Send each entry back exactly as given, pictures excluded.

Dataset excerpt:
──────

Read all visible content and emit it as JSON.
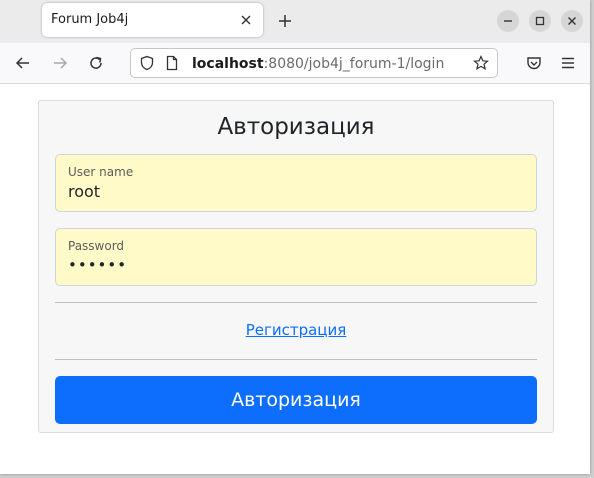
{
  "browser": {
    "tab_title": "Forum Job4j",
    "url_host": "localhost",
    "url_path": ":8080/job4j_forum-1/login"
  },
  "login_form": {
    "title": "Авторизация",
    "username_label": "User name",
    "username_value": "root",
    "password_label": "Password",
    "password_value": "••••••",
    "register_link": "Регистрация",
    "submit_label": "Авторизация"
  },
  "colors": {
    "primary": "#0d6efd",
    "autofill": "#fffac8"
  }
}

──────

### FULL ANSWER
Read all visible content and emit it as JSON.
{
  "browser": {
    "tab_title": "Forum Job4j",
    "url_host": "localhost",
    "url_path": ":8080/job4j_forum-1/login"
  },
  "login_form": {
    "title": "Авторизация",
    "username_label": "User name",
    "username_value": "root",
    "password_label": "Password",
    "password_value": "••••••",
    "register_link": "Регистрация",
    "submit_label": "Авторизация"
  },
  "colors": {
    "primary": "#0d6efd",
    "autofill": "#fffac8"
  }
}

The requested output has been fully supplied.